WHAT IS ASKED:
Retype the records below exactly as they appear, but leave out any pictures.

EXTRACTED ENTRIES:
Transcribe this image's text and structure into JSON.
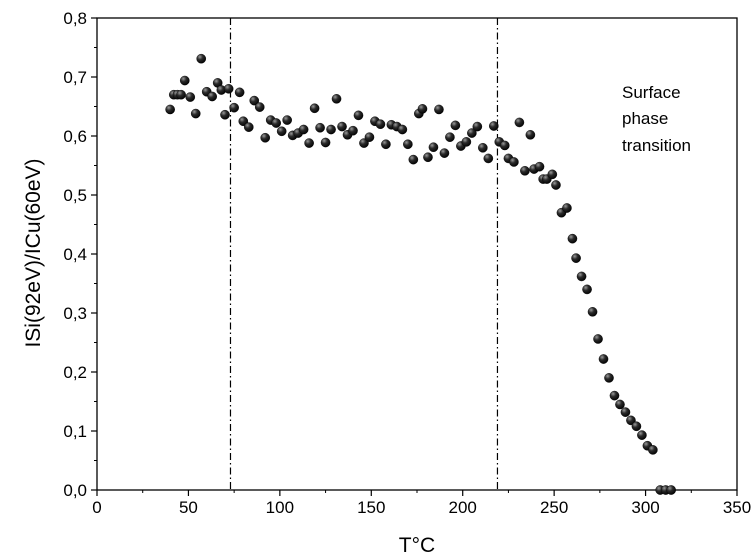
{
  "chart_data": {
    "type": "scatter",
    "xlabel": "T°C",
    "ylabel": "ISi(92eV)/ICu(60eV)",
    "xlim": [
      0,
      350
    ],
    "ylim": [
      0,
      0.8
    ],
    "x_ticks": [
      "0",
      "50",
      "100",
      "150",
      "200",
      "250",
      "300",
      "350"
    ],
    "y_ticks": [
      "0,0",
      "0,1",
      "0,2",
      "0,3",
      "0,4",
      "0,5",
      "0,6",
      "0,7",
      "0,8"
    ],
    "grid": false,
    "marker_color": "#1a1a1a",
    "vertical_lines_x": [
      73,
      219
    ],
    "annotation": [
      "Surface",
      "phase",
      "transition"
    ],
    "series": [
      {
        "points": [
          [
            40,
            0.645
          ],
          [
            42,
            0.67
          ],
          [
            44,
            0.67
          ],
          [
            46,
            0.67
          ],
          [
            48,
            0.694
          ],
          [
            51,
            0.666
          ],
          [
            54,
            0.638
          ],
          [
            57,
            0.731
          ],
          [
            60,
            0.675
          ],
          [
            63,
            0.667
          ],
          [
            66,
            0.69
          ],
          [
            68,
            0.678
          ],
          [
            70,
            0.636
          ],
          [
            72,
            0.68
          ],
          [
            75,
            0.648
          ],
          [
            78,
            0.674
          ],
          [
            80,
            0.625
          ],
          [
            83,
            0.615
          ],
          [
            86,
            0.66
          ],
          [
            89,
            0.649
          ],
          [
            92,
            0.597
          ],
          [
            95,
            0.627
          ],
          [
            98,
            0.622
          ],
          [
            101,
            0.608
          ],
          [
            104,
            0.627
          ],
          [
            107,
            0.601
          ],
          [
            110,
            0.605
          ],
          [
            113,
            0.611
          ],
          [
            116,
            0.588
          ],
          [
            119,
            0.647
          ],
          [
            122,
            0.614
          ],
          [
            125,
            0.589
          ],
          [
            128,
            0.611
          ],
          [
            131,
            0.663
          ],
          [
            134,
            0.616
          ],
          [
            137,
            0.602
          ],
          [
            140,
            0.609
          ],
          [
            143,
            0.635
          ],
          [
            146,
            0.588
          ],
          [
            149,
            0.598
          ],
          [
            152,
            0.625
          ],
          [
            155,
            0.62
          ],
          [
            158,
            0.586
          ],
          [
            161,
            0.619
          ],
          [
            164,
            0.616
          ],
          [
            167,
            0.611
          ],
          [
            170,
            0.586
          ],
          [
            173,
            0.56
          ],
          [
            176,
            0.638
          ],
          [
            178,
            0.646
          ],
          [
            181,
            0.564
          ],
          [
            184,
            0.581
          ],
          [
            187,
            0.645
          ],
          [
            190,
            0.571
          ],
          [
            193,
            0.598
          ],
          [
            196,
            0.618
          ],
          [
            199,
            0.583
          ],
          [
            202,
            0.59
          ],
          [
            205,
            0.605
          ],
          [
            208,
            0.616
          ],
          [
            211,
            0.58
          ],
          [
            214,
            0.562
          ],
          [
            217,
            0.617
          ],
          [
            220,
            0.59
          ],
          [
            223,
            0.584
          ],
          [
            225,
            0.562
          ],
          [
            228,
            0.556
          ],
          [
            231,
            0.623
          ],
          [
            234,
            0.541
          ],
          [
            237,
            0.602
          ],
          [
            239,
            0.544
          ],
          [
            242,
            0.548
          ],
          [
            244,
            0.527
          ],
          [
            246,
            0.527
          ],
          [
            249,
            0.535
          ],
          [
            251,
            0.517
          ],
          [
            254,
            0.47
          ],
          [
            257,
            0.478
          ],
          [
            260,
            0.426
          ],
          [
            262,
            0.393
          ],
          [
            265,
            0.362
          ],
          [
            268,
            0.34
          ],
          [
            271,
            0.302
          ],
          [
            274,
            0.256
          ],
          [
            277,
            0.222
          ],
          [
            280,
            0.19
          ],
          [
            283,
            0.16
          ],
          [
            286,
            0.145
          ],
          [
            289,
            0.132
          ],
          [
            292,
            0.118
          ],
          [
            295,
            0.108
          ],
          [
            298,
            0.093
          ],
          [
            301,
            0.075
          ],
          [
            304,
            0.068
          ],
          [
            308,
            0.0
          ],
          [
            311,
            0.0
          ],
          [
            314,
            0.0
          ]
        ]
      }
    ]
  }
}
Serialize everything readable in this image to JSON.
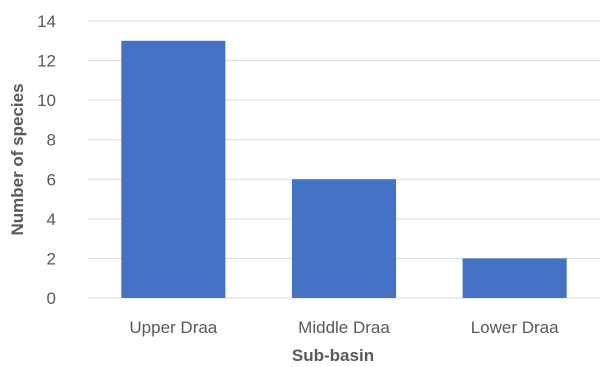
{
  "chart_data": {
    "type": "bar",
    "categories": [
      "Upper Draa",
      "Middle Draa",
      "Lower Draa"
    ],
    "values": [
      13,
      6,
      2
    ],
    "title": "",
    "xlabel": "Sub-basin",
    "ylabel": "Number of species",
    "ylim": [
      0,
      14
    ],
    "yticks": [
      0,
      2,
      4,
      6,
      8,
      10,
      12,
      14
    ],
    "grid": true,
    "legend": "none",
    "bar_color": "#4472c4"
  }
}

EXPECTED ANSWER:
Transcribe this image's text and structure into JSON.
{
  "chart_data": {
    "type": "scatter",
    "xlabel": "T°C",
    "ylabel": "ISi(92eV)/ICu(60eV)",
    "xlim": [
      0,
      350
    ],
    "ylim": [
      0,
      0.8
    ],
    "x_ticks": [
      "0",
      "50",
      "100",
      "150",
      "200",
      "250",
      "300",
      "350"
    ],
    "y_ticks": [
      "0,0",
      "0,1",
      "0,2",
      "0,3",
      "0,4",
      "0,5",
      "0,6",
      "0,7",
      "0,8"
    ],
    "grid": false,
    "marker_color": "#1a1a1a",
    "vertical_lines_x": [
      73,
      219
    ],
    "annotation": [
      "Surface",
      "phase",
      "transition"
    ],
    "series": [
      {
        "points": [
          [
            40,
            0.645
          ],
          [
            42,
            0.67
          ],
          [
            44,
            0.67
          ],
          [
            46,
            0.67
          ],
          [
            48,
            0.694
          ],
          [
            51,
            0.666
          ],
          [
            54,
            0.638
          ],
          [
            57,
            0.731
          ],
          [
            60,
            0.675
          ],
          [
            63,
            0.667
          ],
          [
            66,
            0.69
          ],
          [
            68,
            0.678
          ],
          [
            70,
            0.636
          ],
          [
            72,
            0.68
          ],
          [
            75,
            0.648
          ],
          [
            78,
            0.674
          ],
          [
            80,
            0.625
          ],
          [
            83,
            0.615
          ],
          [
            86,
            0.66
          ],
          [
            89,
            0.649
          ],
          [
            92,
            0.597
          ],
          [
            95,
            0.627
          ],
          [
            98,
            0.622
          ],
          [
            101,
            0.608
          ],
          [
            104,
            0.627
          ],
          [
            107,
            0.601
          ],
          [
            110,
            0.605
          ],
          [
            113,
            0.611
          ],
          [
            116,
            0.588
          ],
          [
            119,
            0.647
          ],
          [
            122,
            0.614
          ],
          [
            125,
            0.589
          ],
          [
            128,
            0.611
          ],
          [
            131,
            0.663
          ],
          [
            134,
            0.616
          ],
          [
            137,
            0.602
          ],
          [
            140,
            0.609
          ],
          [
            143,
            0.635
          ],
          [
            146,
            0.588
          ],
          [
            149,
            0.598
          ],
          [
            152,
            0.625
          ],
          [
            155,
            0.62
          ],
          [
            158,
            0.586
          ],
          [
            161,
            0.619
          ],
          [
            164,
            0.616
          ],
          [
            167,
            0.611
          ],
          [
            170,
            0.586
          ],
          [
            173,
            0.56
          ],
          [
            176,
            0.638
          ],
          [
            178,
            0.646
          ],
          [
            181,
            0.564
          ],
          [
            184,
            0.581
          ],
          [
            187,
            0.645
          ],
          [
            190,
            0.571
          ],
          [
            193,
            0.598
          ],
          [
            196,
            0.618
          ],
          [
            199,
            0.583
          ],
          [
            202,
            0.59
          ],
          [
            205,
            0.605
          ],
          [
            208,
            0.616
          ],
          [
            211,
            0.58
          ],
          [
            214,
            0.562
          ],
          [
            217,
            0.617
          ],
          [
            220,
            0.59
          ],
          [
            223,
            0.584
          ],
          [
            225,
            0.562
          ],
          [
            228,
            0.556
          ],
          [
            231,
            0.623
          ],
          [
            234,
            0.541
          ],
          [
            237,
            0.602
          ],
          [
            239,
            0.544
          ],
          [
            242,
            0.548
          ],
          [
            244,
            0.527
          ],
          [
            246,
            0.527
          ],
          [
            249,
            0.535
          ],
          [
            251,
            0.517
          ],
          [
            254,
            0.47
          ],
          [
            257,
            0.478
          ],
          [
            260,
            0.426
          ],
          [
            262,
            0.393
          ],
          [
            265,
            0.362
          ],
          [
            268,
            0.34
          ],
          [
            271,
            0.302
          ],
          [
            274,
            0.256
          ],
          [
            277,
            0.222
          ],
          [
            280,
            0.19
          ],
          [
            283,
            0.16
          ],
          [
            286,
            0.145
          ],
          [
            289,
            0.132
          ],
          [
            292,
            0.118
          ],
          [
            295,
            0.108
          ],
          [
            298,
            0.093
          ],
          [
            301,
            0.075
          ],
          [
            304,
            0.068
          ],
          [
            308,
            0.0
          ],
          [
            311,
            0.0
          ],
          [
            314,
            0.0
          ]
        ]
      }
    ]
  }
}
Serialize everything readable in this image to JSON.
{
  "chart_data": {
    "type": "bar",
    "categories": [
      "Upper Draa",
      "Middle Draa",
      "Lower Draa"
    ],
    "values": [
      13,
      6,
      2
    ],
    "title": "",
    "xlabel": "Sub-basin",
    "ylabel": "Number of species",
    "ylim": [
      0,
      14
    ],
    "yticks": [
      0,
      2,
      4,
      6,
      8,
      10,
      12,
      14
    ],
    "grid": true,
    "legend": "none",
    "bar_color": "#4472c4"
  }
}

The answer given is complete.